Required work - Lines that hold the word "COVER" should be located and copied.

Extracted information -
((

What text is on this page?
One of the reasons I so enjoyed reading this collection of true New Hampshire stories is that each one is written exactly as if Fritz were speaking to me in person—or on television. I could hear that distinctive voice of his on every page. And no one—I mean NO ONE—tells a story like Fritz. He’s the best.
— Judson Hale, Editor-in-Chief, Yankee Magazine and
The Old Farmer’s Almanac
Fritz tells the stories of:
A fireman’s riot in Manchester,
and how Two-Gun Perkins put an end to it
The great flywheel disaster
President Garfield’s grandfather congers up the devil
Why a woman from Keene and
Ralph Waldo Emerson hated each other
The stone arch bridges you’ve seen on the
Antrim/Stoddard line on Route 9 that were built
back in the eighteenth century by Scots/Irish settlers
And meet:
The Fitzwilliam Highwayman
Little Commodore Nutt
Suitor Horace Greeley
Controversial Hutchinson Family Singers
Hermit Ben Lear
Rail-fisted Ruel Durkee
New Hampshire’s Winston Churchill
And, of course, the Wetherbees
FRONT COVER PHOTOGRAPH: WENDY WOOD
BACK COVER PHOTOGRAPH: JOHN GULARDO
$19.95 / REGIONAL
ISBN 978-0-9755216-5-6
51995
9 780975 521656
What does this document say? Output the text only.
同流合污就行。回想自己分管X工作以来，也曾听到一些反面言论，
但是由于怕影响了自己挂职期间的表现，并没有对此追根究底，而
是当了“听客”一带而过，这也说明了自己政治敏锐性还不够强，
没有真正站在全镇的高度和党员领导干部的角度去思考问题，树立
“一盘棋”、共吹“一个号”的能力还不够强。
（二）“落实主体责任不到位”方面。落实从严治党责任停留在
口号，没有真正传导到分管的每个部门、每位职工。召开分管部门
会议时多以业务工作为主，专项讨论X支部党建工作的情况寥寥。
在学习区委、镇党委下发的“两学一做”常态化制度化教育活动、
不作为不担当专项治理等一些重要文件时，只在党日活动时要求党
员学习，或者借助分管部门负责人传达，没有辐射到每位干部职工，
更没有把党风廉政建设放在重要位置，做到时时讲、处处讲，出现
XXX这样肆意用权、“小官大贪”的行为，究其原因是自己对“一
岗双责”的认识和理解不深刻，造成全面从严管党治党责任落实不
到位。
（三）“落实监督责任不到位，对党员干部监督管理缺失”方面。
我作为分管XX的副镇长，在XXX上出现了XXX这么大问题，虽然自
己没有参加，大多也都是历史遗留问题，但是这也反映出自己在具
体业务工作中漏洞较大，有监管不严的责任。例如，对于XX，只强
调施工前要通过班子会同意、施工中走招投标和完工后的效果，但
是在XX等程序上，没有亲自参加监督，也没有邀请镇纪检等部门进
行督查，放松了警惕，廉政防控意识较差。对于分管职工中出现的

))
((

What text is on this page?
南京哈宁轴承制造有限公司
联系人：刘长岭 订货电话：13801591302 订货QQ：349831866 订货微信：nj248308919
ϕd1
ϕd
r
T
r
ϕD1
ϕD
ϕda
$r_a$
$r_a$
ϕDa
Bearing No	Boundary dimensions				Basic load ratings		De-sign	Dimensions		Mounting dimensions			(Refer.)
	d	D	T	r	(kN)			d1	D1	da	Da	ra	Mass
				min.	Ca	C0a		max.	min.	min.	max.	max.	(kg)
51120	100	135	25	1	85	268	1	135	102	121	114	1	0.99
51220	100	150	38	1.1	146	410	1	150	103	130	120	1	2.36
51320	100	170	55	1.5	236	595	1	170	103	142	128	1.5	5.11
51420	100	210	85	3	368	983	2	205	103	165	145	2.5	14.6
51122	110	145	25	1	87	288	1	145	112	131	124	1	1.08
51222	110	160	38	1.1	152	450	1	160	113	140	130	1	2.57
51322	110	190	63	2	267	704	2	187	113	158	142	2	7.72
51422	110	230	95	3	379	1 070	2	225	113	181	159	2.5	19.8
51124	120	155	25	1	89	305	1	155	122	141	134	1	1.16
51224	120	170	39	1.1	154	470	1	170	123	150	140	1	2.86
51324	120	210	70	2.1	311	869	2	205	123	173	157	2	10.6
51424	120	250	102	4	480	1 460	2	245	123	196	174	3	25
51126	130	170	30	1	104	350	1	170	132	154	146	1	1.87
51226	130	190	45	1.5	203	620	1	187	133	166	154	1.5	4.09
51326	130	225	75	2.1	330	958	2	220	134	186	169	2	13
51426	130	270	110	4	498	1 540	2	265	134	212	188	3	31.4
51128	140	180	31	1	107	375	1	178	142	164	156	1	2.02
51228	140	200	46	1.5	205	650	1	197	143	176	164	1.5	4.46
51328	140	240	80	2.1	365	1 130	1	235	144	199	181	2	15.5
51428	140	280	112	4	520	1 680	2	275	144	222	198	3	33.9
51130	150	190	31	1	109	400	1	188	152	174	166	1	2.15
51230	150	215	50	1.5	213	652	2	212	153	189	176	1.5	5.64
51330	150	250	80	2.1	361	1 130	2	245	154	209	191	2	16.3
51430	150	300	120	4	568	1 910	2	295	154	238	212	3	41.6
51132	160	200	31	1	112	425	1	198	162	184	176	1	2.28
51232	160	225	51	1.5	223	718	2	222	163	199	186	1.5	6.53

))

Task result -
FRONT COVER PHOTOGRAPH: WENDY WOOD
BACK COVER PHOTOGRAPH: JOHN GULARDO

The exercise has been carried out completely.